## start Extracted material
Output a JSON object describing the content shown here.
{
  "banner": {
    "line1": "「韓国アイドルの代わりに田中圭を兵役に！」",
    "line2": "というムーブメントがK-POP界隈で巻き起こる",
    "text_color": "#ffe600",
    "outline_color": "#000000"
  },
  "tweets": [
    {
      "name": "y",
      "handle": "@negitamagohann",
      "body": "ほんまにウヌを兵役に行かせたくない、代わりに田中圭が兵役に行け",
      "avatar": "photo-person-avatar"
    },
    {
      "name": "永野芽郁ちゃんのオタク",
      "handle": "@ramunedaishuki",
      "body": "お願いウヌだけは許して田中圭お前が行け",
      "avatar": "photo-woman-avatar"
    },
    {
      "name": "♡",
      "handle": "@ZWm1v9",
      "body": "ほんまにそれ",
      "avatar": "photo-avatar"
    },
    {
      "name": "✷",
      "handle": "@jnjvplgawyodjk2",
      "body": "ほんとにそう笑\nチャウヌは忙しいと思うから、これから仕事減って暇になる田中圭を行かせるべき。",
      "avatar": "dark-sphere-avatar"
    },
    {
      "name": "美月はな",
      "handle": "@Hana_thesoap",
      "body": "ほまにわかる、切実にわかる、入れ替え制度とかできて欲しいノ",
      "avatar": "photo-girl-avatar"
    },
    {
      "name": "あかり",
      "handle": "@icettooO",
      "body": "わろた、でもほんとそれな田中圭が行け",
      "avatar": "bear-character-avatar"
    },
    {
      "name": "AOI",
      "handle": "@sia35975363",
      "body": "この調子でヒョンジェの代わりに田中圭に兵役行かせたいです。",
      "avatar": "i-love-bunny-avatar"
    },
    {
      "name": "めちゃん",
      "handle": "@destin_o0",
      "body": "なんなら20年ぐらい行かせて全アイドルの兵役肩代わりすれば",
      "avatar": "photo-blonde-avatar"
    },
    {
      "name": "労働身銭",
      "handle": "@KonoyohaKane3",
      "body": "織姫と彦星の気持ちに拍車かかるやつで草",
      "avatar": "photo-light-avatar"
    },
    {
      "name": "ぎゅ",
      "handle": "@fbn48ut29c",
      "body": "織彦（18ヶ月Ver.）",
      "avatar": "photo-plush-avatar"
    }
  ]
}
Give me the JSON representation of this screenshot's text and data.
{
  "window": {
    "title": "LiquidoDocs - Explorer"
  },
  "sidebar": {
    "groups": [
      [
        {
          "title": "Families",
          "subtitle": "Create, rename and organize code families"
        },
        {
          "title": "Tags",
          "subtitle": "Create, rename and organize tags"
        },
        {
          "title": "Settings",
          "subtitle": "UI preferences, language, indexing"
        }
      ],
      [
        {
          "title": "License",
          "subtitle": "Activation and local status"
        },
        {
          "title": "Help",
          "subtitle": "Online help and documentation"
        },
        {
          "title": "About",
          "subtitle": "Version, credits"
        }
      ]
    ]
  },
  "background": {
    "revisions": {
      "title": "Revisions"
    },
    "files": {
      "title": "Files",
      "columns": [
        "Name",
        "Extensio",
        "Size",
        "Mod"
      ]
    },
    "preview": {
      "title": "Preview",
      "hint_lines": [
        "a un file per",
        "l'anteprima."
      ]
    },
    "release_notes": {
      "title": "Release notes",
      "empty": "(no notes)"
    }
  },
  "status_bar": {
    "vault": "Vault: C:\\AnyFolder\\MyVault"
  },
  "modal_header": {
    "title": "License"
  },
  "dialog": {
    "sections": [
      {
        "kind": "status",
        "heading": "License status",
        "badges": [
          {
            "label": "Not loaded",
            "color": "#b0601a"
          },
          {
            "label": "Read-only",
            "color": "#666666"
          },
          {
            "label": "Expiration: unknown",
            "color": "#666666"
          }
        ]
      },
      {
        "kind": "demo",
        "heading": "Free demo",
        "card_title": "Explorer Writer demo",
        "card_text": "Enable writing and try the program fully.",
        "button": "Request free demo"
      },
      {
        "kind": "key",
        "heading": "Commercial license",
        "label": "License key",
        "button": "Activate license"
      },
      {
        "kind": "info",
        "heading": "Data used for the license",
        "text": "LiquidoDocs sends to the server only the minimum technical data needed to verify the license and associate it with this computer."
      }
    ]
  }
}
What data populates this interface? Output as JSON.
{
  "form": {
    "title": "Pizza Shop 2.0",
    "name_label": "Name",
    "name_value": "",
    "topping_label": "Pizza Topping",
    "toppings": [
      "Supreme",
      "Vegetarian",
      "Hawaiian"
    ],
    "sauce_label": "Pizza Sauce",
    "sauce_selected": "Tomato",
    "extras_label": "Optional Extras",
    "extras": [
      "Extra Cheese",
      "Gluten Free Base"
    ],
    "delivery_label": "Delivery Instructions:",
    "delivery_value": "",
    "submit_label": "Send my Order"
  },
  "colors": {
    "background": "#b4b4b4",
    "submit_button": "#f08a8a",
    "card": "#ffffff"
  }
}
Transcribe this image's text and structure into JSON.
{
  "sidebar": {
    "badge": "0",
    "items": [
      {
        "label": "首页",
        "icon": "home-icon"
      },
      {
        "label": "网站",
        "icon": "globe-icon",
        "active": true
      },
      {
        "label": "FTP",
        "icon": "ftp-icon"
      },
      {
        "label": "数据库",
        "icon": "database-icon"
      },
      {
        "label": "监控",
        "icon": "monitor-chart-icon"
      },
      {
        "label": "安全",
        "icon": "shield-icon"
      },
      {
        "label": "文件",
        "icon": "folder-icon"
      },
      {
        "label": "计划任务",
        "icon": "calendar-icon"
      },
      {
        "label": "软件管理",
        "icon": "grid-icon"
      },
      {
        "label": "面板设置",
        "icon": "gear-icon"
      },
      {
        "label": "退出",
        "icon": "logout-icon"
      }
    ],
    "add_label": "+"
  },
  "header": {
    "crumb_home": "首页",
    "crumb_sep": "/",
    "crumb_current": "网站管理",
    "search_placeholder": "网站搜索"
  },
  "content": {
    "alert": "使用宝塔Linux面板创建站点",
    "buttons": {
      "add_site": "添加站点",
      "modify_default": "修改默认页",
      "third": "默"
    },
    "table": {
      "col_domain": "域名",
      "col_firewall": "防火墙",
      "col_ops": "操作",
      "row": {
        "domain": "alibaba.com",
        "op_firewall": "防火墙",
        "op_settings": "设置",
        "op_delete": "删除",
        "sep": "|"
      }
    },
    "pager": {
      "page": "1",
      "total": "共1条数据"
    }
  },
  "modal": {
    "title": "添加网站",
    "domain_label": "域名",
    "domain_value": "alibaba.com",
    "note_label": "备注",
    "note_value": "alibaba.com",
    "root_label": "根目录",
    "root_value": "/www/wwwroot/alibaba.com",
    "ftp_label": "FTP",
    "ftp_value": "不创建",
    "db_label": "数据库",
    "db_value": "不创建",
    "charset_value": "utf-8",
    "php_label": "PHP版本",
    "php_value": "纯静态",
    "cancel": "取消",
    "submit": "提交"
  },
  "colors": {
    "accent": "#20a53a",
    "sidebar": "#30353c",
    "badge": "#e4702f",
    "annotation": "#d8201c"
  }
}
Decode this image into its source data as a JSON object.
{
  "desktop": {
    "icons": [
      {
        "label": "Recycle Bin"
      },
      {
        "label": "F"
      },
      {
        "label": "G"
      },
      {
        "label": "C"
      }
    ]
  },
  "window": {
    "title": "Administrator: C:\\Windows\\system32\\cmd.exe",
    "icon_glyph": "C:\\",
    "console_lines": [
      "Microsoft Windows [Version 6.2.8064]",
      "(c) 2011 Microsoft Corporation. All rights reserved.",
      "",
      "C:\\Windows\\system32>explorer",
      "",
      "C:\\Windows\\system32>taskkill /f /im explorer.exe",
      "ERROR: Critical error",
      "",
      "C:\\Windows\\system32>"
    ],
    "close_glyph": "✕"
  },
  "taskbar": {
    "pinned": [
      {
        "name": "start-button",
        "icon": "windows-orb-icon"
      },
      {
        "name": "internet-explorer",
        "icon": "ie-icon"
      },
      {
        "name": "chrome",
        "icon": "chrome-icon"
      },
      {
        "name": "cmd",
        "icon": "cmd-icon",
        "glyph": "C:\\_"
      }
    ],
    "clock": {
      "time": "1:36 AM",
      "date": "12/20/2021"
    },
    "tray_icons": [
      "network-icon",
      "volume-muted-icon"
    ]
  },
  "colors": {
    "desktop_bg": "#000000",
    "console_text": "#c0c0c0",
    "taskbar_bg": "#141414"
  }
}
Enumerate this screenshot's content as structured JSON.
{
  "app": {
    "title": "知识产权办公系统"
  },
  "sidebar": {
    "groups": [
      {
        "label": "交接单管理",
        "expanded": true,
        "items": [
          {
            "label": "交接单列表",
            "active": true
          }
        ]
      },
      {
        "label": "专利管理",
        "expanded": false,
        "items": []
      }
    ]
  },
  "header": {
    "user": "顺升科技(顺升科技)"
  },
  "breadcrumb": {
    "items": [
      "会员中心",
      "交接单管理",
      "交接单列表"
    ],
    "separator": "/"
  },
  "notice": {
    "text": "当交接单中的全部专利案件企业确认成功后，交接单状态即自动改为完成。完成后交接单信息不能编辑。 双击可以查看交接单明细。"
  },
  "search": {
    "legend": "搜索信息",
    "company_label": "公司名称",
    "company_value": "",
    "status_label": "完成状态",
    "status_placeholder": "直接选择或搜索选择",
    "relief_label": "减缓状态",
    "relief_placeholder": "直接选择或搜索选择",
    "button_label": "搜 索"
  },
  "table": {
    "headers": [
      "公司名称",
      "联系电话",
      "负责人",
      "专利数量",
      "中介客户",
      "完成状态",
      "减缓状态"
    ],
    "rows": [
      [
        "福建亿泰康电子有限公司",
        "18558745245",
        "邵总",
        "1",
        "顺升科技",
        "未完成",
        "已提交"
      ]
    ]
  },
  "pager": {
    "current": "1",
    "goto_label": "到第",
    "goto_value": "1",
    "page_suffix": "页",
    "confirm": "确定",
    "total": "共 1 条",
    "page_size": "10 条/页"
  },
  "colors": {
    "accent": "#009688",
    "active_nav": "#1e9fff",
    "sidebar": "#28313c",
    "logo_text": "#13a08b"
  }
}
## end Extracted material
▶ **What to produce**:
Extract each line from the entries above that contains the string "object".

▶ **Output for this exercise**:
Output a JSON object describing the content shown here.
Decode this image into its source data as a JSON object.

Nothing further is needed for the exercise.